--- START THE RECORDS ---

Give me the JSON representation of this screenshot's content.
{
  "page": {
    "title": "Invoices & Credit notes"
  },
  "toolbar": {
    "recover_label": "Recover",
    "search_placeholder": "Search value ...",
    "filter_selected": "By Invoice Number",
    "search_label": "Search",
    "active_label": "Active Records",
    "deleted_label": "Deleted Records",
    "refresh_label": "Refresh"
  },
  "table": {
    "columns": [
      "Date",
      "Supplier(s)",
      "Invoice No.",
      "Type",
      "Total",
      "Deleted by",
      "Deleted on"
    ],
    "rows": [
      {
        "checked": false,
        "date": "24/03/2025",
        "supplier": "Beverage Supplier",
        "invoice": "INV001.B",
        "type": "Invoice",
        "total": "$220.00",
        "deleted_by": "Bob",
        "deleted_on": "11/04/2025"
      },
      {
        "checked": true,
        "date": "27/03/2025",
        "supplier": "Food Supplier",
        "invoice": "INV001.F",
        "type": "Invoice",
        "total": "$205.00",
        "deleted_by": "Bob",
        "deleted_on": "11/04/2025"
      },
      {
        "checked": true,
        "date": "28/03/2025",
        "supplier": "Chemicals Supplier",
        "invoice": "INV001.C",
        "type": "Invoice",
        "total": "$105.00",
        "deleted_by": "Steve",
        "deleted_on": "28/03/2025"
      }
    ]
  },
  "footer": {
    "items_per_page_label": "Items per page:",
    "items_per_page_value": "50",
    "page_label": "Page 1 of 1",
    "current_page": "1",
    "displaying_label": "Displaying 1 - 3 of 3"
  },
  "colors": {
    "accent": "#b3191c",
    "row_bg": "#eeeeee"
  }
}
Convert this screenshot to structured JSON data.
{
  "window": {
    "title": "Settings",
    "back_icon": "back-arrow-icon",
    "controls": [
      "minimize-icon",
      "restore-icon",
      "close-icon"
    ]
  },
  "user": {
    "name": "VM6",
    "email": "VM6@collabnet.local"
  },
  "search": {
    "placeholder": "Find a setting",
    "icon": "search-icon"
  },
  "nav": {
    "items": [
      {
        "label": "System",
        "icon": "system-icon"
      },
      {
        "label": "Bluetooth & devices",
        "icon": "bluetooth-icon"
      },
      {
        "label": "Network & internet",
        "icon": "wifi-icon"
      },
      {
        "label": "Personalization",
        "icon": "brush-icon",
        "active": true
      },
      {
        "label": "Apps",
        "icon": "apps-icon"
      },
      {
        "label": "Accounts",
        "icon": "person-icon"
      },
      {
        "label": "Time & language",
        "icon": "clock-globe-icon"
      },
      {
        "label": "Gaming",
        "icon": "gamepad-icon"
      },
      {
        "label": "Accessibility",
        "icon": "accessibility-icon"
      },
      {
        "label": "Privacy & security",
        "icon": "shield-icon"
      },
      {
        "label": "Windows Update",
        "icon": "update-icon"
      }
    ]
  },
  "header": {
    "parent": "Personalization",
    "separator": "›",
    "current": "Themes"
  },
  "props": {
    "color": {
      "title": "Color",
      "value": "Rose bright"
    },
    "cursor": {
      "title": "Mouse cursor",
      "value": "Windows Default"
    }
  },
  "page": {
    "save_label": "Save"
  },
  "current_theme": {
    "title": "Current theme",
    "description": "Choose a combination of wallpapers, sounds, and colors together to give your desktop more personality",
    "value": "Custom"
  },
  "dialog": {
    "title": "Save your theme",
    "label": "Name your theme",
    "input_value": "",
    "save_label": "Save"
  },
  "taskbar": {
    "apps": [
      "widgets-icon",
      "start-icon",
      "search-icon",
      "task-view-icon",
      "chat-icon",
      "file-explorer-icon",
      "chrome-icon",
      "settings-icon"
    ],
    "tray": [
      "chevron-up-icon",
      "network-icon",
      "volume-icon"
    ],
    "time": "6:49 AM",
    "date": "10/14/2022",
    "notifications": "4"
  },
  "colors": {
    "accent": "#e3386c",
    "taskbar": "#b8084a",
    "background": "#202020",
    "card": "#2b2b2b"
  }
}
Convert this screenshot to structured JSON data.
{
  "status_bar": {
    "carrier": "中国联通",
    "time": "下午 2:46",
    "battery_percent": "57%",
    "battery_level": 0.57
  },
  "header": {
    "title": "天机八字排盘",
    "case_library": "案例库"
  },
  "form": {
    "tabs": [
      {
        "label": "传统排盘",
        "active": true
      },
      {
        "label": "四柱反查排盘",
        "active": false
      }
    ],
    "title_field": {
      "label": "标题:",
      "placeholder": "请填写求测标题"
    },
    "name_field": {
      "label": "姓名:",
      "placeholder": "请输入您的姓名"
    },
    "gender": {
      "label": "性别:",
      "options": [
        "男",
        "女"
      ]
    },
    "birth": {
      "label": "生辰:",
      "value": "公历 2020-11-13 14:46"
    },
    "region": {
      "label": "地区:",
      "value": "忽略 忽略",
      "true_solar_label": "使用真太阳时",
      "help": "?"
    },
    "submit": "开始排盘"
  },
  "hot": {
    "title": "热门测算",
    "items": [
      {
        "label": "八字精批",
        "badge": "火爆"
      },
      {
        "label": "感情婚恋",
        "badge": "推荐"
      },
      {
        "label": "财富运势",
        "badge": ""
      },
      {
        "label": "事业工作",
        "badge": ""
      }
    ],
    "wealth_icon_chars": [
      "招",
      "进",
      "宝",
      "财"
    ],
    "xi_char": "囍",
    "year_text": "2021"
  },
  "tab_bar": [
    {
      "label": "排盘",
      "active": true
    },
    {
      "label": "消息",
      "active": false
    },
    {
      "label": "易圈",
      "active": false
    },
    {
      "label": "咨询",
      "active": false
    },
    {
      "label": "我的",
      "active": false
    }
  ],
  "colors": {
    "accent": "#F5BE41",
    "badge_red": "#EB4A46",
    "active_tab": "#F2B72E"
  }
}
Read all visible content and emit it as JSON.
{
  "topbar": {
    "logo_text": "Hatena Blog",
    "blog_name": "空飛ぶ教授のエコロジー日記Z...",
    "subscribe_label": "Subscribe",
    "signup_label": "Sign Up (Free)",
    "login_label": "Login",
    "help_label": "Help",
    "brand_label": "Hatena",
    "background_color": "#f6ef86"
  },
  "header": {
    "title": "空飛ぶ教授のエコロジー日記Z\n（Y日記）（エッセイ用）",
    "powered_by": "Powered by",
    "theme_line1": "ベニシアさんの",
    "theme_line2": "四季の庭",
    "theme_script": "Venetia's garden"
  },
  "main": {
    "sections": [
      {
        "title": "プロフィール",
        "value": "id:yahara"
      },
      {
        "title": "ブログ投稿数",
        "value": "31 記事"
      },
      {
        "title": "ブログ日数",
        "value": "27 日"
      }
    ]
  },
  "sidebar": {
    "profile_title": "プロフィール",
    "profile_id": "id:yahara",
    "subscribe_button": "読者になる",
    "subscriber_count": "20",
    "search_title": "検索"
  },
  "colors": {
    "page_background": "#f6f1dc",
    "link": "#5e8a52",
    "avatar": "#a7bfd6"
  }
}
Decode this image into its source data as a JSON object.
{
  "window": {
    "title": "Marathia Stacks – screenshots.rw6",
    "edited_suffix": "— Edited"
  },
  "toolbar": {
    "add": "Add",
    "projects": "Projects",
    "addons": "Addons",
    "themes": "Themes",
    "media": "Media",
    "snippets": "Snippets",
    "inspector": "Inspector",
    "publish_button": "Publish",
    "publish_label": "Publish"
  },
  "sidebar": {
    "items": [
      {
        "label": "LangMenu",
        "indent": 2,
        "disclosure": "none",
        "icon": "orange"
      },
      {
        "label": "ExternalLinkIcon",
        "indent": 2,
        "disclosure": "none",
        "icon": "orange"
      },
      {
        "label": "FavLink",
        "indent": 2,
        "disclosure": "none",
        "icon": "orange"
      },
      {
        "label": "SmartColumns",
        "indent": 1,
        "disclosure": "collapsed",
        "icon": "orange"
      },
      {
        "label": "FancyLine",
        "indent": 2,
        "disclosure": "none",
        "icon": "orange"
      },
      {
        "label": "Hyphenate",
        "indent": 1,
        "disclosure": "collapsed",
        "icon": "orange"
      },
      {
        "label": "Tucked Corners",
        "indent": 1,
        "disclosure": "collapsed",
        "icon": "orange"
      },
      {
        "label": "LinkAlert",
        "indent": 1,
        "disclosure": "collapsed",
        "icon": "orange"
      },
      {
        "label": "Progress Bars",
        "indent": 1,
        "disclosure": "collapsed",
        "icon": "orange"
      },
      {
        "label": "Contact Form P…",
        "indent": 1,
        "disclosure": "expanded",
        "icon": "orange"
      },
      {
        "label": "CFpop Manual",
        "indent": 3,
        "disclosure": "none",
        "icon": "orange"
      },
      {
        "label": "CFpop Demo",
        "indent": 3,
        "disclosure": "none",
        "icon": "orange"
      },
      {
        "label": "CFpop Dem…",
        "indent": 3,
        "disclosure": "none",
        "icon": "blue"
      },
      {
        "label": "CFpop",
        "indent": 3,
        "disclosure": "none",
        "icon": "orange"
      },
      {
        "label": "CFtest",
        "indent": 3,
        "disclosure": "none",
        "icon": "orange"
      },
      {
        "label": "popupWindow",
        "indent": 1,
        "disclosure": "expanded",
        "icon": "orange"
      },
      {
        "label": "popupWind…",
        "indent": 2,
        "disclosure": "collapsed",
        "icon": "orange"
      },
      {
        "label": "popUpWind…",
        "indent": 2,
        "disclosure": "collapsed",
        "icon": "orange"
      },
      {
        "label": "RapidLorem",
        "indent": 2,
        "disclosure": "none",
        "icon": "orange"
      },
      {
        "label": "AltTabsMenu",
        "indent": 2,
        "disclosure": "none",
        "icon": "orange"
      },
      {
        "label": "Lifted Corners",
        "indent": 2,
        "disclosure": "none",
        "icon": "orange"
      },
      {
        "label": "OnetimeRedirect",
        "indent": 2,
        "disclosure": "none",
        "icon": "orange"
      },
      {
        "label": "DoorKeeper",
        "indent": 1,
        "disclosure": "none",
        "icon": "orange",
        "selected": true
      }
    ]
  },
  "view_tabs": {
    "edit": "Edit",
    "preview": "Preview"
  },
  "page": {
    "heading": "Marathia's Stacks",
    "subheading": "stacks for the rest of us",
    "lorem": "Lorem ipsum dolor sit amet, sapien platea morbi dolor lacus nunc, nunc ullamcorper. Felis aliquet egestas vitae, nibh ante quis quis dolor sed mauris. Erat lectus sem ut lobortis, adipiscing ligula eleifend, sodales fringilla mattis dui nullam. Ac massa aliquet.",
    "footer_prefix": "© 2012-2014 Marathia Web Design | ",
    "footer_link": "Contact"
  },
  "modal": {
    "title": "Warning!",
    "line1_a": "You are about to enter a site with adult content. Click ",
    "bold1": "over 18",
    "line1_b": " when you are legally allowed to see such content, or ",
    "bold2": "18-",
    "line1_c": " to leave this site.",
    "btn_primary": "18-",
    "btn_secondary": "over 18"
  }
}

--- END THE RECORDS ---

## EXERCISE AIM
Say how many lines of the data include the word "JSON". Respond with the number alone.

## ANSWER TO THIS EXERCISE
5